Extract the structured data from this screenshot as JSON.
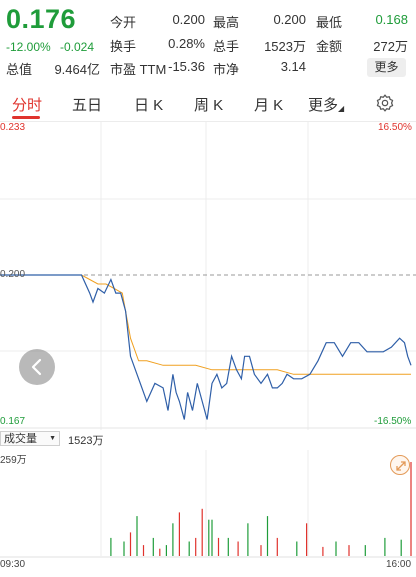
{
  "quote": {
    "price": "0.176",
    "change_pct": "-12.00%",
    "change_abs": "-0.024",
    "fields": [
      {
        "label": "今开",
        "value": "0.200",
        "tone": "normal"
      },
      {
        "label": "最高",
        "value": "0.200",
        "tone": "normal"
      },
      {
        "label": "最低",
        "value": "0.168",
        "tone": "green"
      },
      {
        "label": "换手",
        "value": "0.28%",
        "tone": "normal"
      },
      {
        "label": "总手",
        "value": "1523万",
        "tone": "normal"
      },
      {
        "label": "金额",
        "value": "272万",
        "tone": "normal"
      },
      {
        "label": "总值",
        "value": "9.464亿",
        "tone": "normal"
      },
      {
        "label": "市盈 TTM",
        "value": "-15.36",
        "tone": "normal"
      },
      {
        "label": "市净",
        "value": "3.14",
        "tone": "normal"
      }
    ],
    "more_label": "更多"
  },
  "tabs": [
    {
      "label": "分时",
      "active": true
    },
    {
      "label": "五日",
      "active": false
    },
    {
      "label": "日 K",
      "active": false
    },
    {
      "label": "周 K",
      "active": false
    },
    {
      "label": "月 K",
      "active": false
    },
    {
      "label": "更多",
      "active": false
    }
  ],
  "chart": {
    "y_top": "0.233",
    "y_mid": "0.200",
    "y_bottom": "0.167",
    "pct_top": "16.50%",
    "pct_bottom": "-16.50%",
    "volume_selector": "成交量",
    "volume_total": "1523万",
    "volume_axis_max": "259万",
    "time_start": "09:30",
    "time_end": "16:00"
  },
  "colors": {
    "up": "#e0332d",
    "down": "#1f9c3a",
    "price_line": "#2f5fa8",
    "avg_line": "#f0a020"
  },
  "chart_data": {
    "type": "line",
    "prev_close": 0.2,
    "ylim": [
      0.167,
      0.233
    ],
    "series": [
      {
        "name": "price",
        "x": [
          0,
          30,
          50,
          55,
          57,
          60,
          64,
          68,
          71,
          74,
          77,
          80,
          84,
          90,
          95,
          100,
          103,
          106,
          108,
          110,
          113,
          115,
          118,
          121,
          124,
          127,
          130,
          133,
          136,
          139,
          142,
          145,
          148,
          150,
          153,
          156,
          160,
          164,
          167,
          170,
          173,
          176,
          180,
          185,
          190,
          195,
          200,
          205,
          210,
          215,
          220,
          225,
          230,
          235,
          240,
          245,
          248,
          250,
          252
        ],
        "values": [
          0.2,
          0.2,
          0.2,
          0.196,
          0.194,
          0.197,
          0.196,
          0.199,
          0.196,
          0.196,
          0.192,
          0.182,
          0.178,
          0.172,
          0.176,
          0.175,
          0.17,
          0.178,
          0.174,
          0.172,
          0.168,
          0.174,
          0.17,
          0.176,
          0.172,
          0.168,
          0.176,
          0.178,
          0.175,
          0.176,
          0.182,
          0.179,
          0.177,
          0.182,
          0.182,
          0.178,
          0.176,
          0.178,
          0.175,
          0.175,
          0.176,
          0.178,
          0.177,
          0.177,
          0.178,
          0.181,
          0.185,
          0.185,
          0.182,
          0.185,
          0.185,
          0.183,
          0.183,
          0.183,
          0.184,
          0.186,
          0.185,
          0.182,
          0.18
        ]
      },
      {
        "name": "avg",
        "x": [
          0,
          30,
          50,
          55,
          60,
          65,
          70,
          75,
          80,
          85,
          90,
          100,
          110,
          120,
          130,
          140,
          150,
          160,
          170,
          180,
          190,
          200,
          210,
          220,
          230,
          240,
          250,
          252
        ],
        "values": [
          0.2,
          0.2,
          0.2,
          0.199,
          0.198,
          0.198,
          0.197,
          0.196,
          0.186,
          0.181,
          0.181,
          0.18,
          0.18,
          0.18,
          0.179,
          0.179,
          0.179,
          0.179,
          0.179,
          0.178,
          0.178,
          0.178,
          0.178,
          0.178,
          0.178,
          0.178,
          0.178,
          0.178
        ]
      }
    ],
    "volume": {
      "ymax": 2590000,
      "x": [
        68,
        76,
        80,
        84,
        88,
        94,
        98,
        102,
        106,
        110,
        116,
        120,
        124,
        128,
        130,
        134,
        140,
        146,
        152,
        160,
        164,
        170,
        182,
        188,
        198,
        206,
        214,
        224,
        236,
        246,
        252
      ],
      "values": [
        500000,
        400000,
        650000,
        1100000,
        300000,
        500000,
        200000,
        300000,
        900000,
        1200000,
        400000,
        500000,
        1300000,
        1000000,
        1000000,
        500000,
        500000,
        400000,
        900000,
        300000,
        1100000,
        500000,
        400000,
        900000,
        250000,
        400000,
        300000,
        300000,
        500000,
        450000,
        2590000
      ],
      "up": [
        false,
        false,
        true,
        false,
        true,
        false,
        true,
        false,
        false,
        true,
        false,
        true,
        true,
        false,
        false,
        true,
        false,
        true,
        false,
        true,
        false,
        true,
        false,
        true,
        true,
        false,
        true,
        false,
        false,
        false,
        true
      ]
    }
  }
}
---
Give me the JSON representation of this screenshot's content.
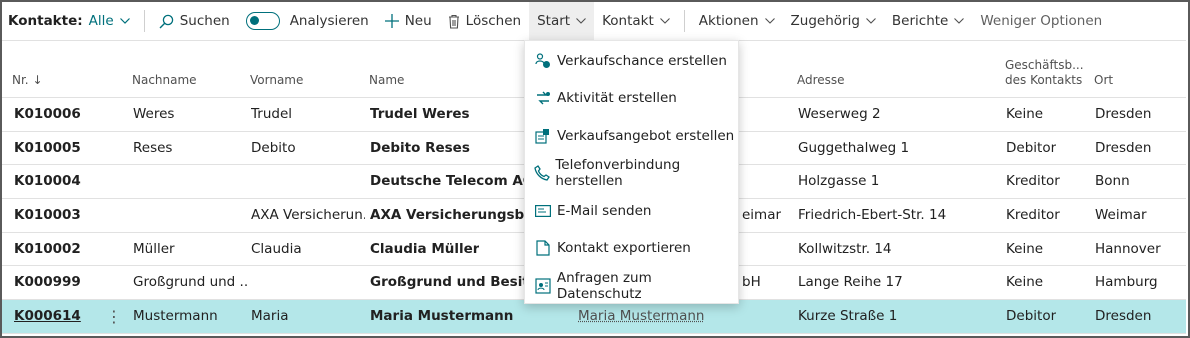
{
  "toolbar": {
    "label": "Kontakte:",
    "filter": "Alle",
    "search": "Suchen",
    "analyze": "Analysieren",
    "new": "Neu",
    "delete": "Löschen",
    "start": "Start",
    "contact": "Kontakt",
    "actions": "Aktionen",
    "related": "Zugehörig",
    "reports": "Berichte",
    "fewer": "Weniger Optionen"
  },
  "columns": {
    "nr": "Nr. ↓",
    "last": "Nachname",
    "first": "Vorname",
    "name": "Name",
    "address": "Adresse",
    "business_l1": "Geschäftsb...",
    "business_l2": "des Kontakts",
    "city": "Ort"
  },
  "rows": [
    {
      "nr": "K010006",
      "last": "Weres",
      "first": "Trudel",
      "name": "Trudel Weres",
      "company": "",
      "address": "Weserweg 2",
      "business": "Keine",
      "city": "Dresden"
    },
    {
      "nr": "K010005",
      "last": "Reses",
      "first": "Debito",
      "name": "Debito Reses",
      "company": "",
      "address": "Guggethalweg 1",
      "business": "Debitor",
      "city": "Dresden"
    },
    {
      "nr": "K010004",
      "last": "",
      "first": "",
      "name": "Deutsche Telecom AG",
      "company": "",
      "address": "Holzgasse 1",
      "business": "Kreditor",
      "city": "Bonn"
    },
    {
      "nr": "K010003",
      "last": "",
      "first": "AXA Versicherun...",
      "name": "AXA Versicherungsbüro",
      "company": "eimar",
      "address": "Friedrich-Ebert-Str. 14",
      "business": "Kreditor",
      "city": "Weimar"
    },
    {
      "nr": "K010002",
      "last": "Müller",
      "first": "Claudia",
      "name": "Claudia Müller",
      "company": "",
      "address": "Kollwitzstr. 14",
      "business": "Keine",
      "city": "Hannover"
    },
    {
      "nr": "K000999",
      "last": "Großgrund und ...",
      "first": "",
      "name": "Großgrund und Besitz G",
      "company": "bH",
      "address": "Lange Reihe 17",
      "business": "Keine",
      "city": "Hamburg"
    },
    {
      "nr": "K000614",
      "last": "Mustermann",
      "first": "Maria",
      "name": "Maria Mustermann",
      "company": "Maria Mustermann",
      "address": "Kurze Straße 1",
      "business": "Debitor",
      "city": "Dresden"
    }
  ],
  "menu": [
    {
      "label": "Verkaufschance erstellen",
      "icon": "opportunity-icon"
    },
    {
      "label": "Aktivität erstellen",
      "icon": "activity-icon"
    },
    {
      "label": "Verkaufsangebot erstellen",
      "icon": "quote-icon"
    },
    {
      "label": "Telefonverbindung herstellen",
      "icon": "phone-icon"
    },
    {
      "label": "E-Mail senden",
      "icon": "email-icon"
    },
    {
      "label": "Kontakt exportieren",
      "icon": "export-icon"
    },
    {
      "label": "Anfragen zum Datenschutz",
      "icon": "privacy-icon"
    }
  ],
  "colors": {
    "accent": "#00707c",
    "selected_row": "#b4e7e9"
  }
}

→ INSTRUCTIONS FOR THE TASK
What is the number of lines in the records that contain "this"? Give that number only.

→ COMPLETED EXERCISE
2